### What this task involves
Transcribe each entry below exactly. Pictures do not go in the copy.

### Records supplied
++++++

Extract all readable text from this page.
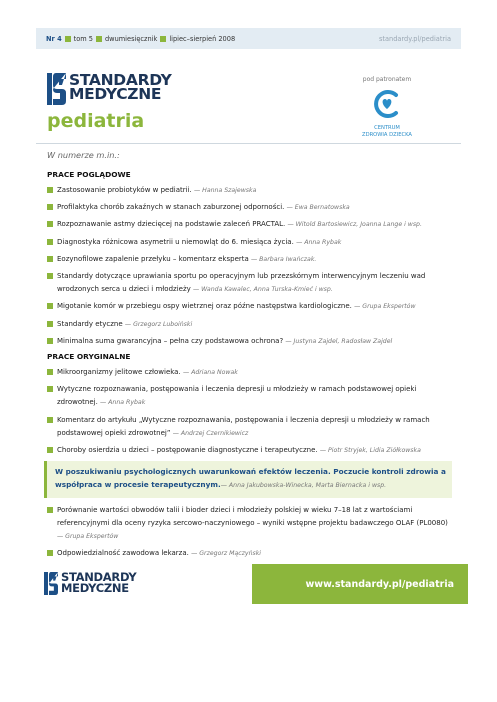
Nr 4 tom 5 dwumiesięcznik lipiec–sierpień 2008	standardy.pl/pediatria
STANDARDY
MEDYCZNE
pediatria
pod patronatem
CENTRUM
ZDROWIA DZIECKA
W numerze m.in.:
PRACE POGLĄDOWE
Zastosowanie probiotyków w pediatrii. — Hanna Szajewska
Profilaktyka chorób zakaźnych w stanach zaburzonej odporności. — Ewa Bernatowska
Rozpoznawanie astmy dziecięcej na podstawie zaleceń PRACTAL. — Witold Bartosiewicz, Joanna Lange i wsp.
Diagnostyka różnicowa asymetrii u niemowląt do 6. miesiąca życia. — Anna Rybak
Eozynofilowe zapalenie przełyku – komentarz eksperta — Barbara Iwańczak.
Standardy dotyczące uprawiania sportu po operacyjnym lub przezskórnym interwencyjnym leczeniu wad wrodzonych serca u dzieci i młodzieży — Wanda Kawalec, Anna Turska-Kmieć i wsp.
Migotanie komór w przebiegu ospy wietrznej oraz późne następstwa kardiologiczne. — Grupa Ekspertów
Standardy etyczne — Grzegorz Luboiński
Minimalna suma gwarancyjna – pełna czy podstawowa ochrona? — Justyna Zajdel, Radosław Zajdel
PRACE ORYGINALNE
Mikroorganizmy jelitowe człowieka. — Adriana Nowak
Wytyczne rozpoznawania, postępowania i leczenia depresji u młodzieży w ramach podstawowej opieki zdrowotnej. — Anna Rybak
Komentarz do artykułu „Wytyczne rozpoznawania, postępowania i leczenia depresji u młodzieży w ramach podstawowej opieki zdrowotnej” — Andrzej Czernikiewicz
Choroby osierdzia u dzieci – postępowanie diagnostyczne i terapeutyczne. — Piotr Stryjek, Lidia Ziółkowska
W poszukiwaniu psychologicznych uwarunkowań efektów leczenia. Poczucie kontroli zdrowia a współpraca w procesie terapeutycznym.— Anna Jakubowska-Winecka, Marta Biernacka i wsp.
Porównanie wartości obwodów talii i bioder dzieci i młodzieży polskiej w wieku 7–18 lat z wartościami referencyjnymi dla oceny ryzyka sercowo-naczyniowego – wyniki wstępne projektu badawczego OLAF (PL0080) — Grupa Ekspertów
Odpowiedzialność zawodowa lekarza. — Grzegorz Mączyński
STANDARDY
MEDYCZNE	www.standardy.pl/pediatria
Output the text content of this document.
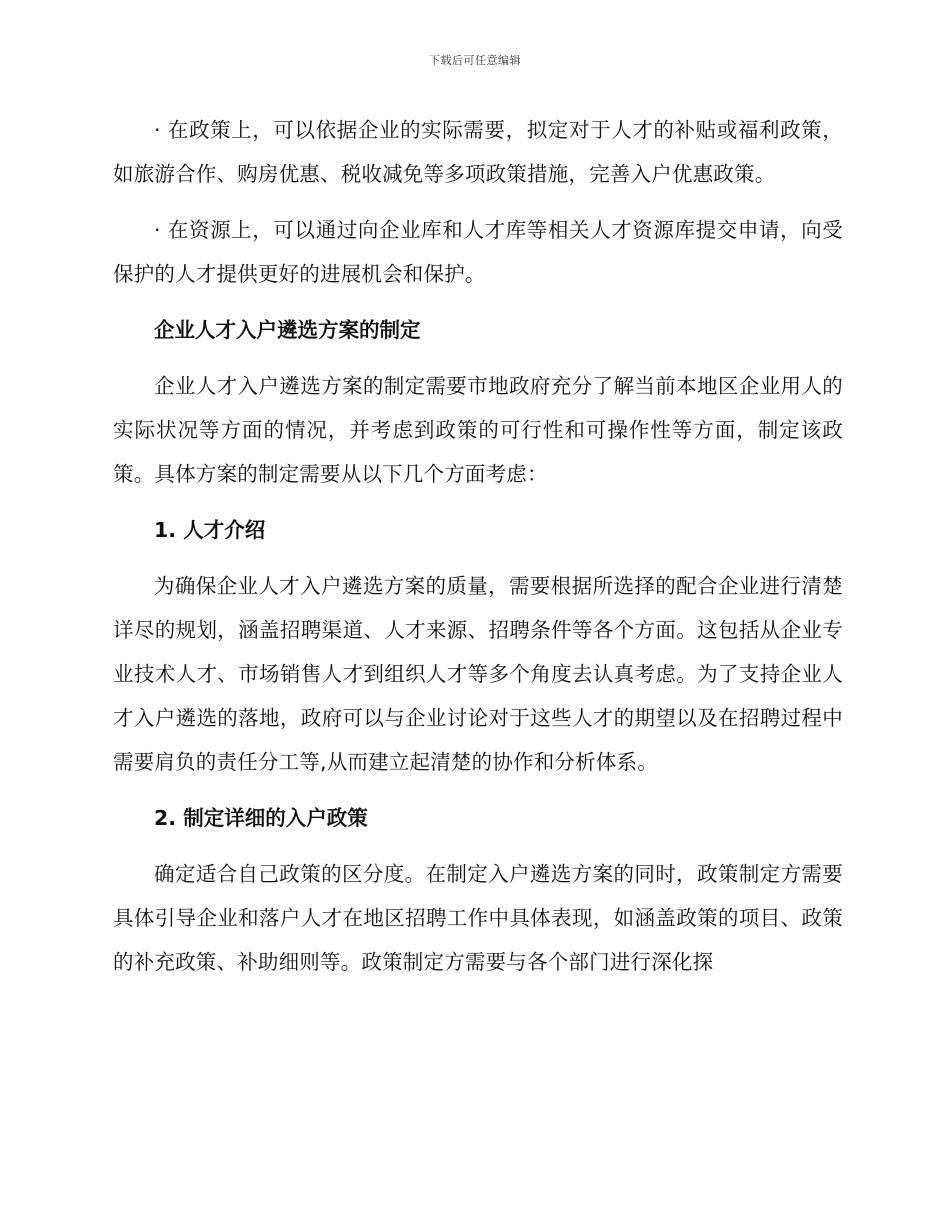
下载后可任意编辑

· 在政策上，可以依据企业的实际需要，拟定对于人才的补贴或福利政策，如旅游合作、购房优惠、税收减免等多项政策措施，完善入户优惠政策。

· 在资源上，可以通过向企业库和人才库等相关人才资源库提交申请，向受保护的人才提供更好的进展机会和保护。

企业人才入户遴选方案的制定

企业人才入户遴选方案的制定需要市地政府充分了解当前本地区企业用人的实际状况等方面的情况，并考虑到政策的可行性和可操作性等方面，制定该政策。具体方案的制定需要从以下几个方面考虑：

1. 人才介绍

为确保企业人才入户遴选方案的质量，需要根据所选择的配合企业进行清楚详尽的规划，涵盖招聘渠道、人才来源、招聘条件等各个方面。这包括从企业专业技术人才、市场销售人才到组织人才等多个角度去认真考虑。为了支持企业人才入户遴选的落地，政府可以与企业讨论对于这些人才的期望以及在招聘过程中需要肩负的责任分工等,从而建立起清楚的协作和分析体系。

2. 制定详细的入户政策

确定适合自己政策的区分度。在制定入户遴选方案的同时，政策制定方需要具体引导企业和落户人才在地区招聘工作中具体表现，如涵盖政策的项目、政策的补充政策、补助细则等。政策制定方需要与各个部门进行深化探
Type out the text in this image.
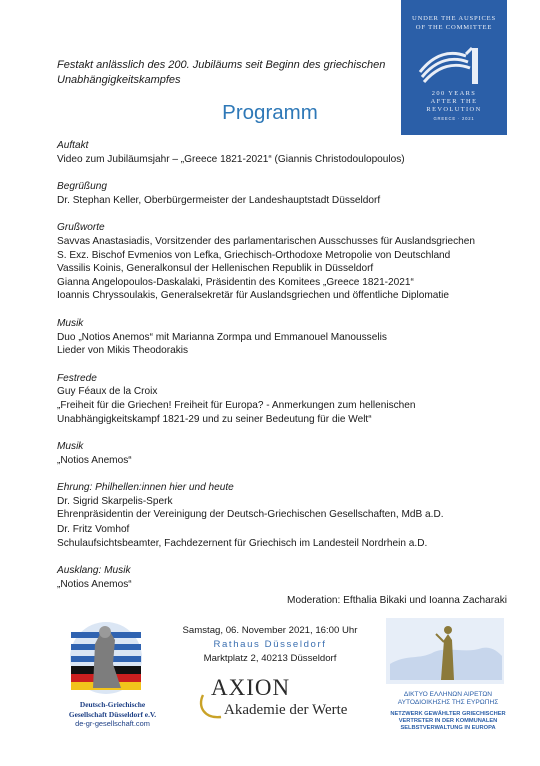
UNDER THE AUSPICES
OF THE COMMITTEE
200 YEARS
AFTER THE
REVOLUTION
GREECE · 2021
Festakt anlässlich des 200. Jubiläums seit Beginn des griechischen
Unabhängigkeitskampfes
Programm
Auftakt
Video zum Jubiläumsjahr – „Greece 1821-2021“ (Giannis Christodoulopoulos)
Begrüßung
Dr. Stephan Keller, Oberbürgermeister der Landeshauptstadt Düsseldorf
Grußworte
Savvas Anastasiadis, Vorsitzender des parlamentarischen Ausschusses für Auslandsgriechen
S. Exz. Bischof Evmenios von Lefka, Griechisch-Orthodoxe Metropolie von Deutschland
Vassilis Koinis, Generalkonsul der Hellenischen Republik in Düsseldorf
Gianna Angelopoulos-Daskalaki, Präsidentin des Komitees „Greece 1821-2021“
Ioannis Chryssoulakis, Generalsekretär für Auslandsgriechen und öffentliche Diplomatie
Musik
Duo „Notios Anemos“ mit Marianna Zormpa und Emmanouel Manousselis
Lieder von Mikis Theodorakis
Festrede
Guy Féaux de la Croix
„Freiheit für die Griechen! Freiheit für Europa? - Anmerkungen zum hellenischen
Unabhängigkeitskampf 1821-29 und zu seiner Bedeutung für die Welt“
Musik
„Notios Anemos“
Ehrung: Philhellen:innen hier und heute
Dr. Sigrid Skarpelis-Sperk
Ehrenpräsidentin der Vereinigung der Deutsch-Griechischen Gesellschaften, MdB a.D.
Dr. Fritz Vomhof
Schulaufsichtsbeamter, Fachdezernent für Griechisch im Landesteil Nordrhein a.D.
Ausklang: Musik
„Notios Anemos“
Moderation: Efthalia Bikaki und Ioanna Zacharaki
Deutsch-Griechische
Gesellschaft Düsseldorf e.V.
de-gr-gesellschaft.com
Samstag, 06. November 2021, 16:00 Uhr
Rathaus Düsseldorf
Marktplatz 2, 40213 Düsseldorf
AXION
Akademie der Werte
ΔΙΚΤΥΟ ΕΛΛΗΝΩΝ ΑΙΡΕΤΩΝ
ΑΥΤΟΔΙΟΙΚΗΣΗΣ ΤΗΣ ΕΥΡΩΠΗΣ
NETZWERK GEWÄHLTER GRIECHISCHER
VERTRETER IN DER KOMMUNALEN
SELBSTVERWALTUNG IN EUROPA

++++++

### Solution to this exercise
Extract all readable text from this page.
Nr 4 tom 5 dwumiesięcznik lipiec–sierpień 2008	standardy.pl/pediatria
STANDARDY
MEDYCZNE
pediatria
pod patronatem
CENTRUM
ZDROWIA DZIECKA
W numerze m.in.:
PRACE POGLĄDOWE
Zastosowanie probiotyków w pediatrii. — Hanna Szajewska
Profilaktyka chorób zakaźnych w stanach zaburzonej odporności. — Ewa Bernatowska
Rozpoznawanie astmy dziecięcej na podstawie zaleceń PRACTAL. — Witold Bartosiewicz, Joanna Lange i wsp.
Diagnostyka różnicowa asymetrii u niemowląt do 6. miesiąca życia. — Anna Rybak
Eozynofilowe zapalenie przełyku – komentarz eksperta — Barbara Iwańczak.
Standardy dotyczące uprawiania sportu po operacyjnym lub przezskórnym interwencyjnym leczeniu wad wrodzonych serca u dzieci i młodzieży — Wanda Kawalec, Anna Turska-Kmieć i wsp.
Migotanie komór w przebiegu ospy wietrznej oraz późne następstwa kardiologiczne. — Grupa Ekspertów
Standardy etyczne — Grzegorz Luboiński
Minimalna suma gwarancyjna – pełna czy podstawowa ochrona? — Justyna Zajdel, Radosław Zajdel
PRACE ORYGINALNE
Mikroorganizmy jelitowe człowieka. — Adriana Nowak
Wytyczne rozpoznawania, postępowania i leczenia depresji u młodzieży w ramach podstawowej opieki zdrowotnej. — Anna Rybak
Komentarz do artykułu „Wytyczne rozpoznawania, postępowania i leczenia depresji u młodzieży w ramach podstawowej opieki zdrowotnej” — Andrzej Czernikiewicz
Choroby osierdzia u dzieci – postępowanie diagnostyczne i terapeutyczne. — Piotr Stryjek, Lidia Ziółkowska
W poszukiwaniu psychologicznych uwarunkowań efektów leczenia. Poczucie kontroli zdrowia a współpraca w procesie terapeutycznym.— Anna Jakubowska-Winecka, Marta Biernacka i wsp.
Porównanie wartości obwodów talii i bioder dzieci i młodzieży polskiej w wieku 7–18 lat z wartościami referencyjnymi dla oceny ryzyka sercowo-naczyniowego – wyniki wstępne projektu badawczego OLAF (PL0080) — Grupa Ekspertów
Odpowiedzialność zawodowa lekarza. — Grzegorz Mączyński
STANDARDY
MEDYCZNE	www.standardy.pl/pediatria
Output the text content of this document.
下载后可任意编辑

· 在政策上，可以依据企业的实际需要，拟定对于人才的补贴或福利政策，如旅游合作、购房优惠、税收减免等多项政策措施，完善入户优惠政策。

· 在资源上，可以通过向企业库和人才库等相关人才资源库提交申请，向受保护的人才提供更好的进展机会和保护。

企业人才入户遴选方案的制定

企业人才入户遴选方案的制定需要市地政府充分了解当前本地区企业用人的实际状况等方面的情况，并考虑到政策的可行性和可操作性等方面，制定该政策。具体方案的制定需要从以下几个方面考虑：

1. 人才介绍

为确保企业人才入户遴选方案的质量，需要根据所选择的配合企业进行清楚详尽的规划，涵盖招聘渠道、人才来源、招聘条件等各个方面。这包括从企业专业技术人才、市场销售人才到组织人才等多个角度去认真考虑。为了支持企业人才入户遴选的落地，政府可以与企业讨论对于这些人才的期望以及在招聘过程中需要肩负的责任分工等,从而建立起清楚的协作和分析体系。

2. 制定详细的入户政策

确定适合自己政策的区分度。在制定入户遴选方案的同时，政策制定方需要具体引导企业和落户人才在地区招聘工作中具体表现，如涵盖政策的项目、政策的补充政策、补助细则等。政策制定方需要与各个部门进行深化探
Type out the text in this image.
UNDER THE AUSPICES
OF THE COMMITTEE
200 YEARS
AFTER THE
REVOLUTION
GREECE · 2021
Festakt anlässlich des 200. Jubiläums seit Beginn des griechischen
Unabhängigkeitskampfes
Programm
Auftakt
Video zum Jubiläumsjahr – „Greece 1821-2021“ (Giannis Christodoulopoulos)
Begrüßung
Dr. Stephan Keller, Oberbürgermeister der Landeshauptstadt Düsseldorf
Grußworte
Savvas Anastasiadis, Vorsitzender des parlamentarischen Ausschusses für Auslandsgriechen
S. Exz. Bischof Evmenios von Lefka, Griechisch-Orthodoxe Metropolie von Deutschland
Vassilis Koinis, Generalkonsul der Hellenischen Republik in Düsseldorf
Gianna Angelopoulos-Daskalaki, Präsidentin des Komitees „Greece 1821-2021“
Ioannis Chryssoulakis, Generalsekretär für Auslandsgriechen und öffentliche Diplomatie
Musik
Duo „Notios Anemos“ mit Marianna Zormpa und Emmanouel Manousselis
Lieder von Mikis Theodorakis
Festrede
Guy Féaux de la Croix
„Freiheit für die Griechen! Freiheit für Europa? - Anmerkungen zum hellenischen
Unabhängigkeitskampf 1821-29 und zu seiner Bedeutung für die Welt“
Musik
„Notios Anemos“
Ehrung: Philhellen:innen hier und heute
Dr. Sigrid Skarpelis-Sperk
Ehrenpräsidentin der Vereinigung der Deutsch-Griechischen Gesellschaften, MdB a.D.
Dr. Fritz Vomhof
Schulaufsichtsbeamter, Fachdezernent für Griechisch im Landesteil Nordrhein a.D.
Ausklang: Musik
„Notios Anemos“
Moderation: Efthalia Bikaki und Ioanna Zacharaki
Deutsch-Griechische
Gesellschaft Düsseldorf e.V.
de-gr-gesellschaft.com
Samstag, 06. November 2021, 16:00 Uhr
Rathaus Düsseldorf
Marktplatz 2, 40213 Düsseldorf
AXION
Akademie der Werte
ΔΙΚΤΥΟ ΕΛΛΗΝΩΝ ΑΙΡΕΤΩΝ
ΑΥΤΟΔΙΟΙΚΗΣΗΣ ΤΗΣ ΕΥΡΩΠΗΣ
NETZWERK GEWÄHLTER GRIECHISCHER
VERTRETER IN DER KOMMUNALEN
SELBSTVERWALTUNG IN EUROPA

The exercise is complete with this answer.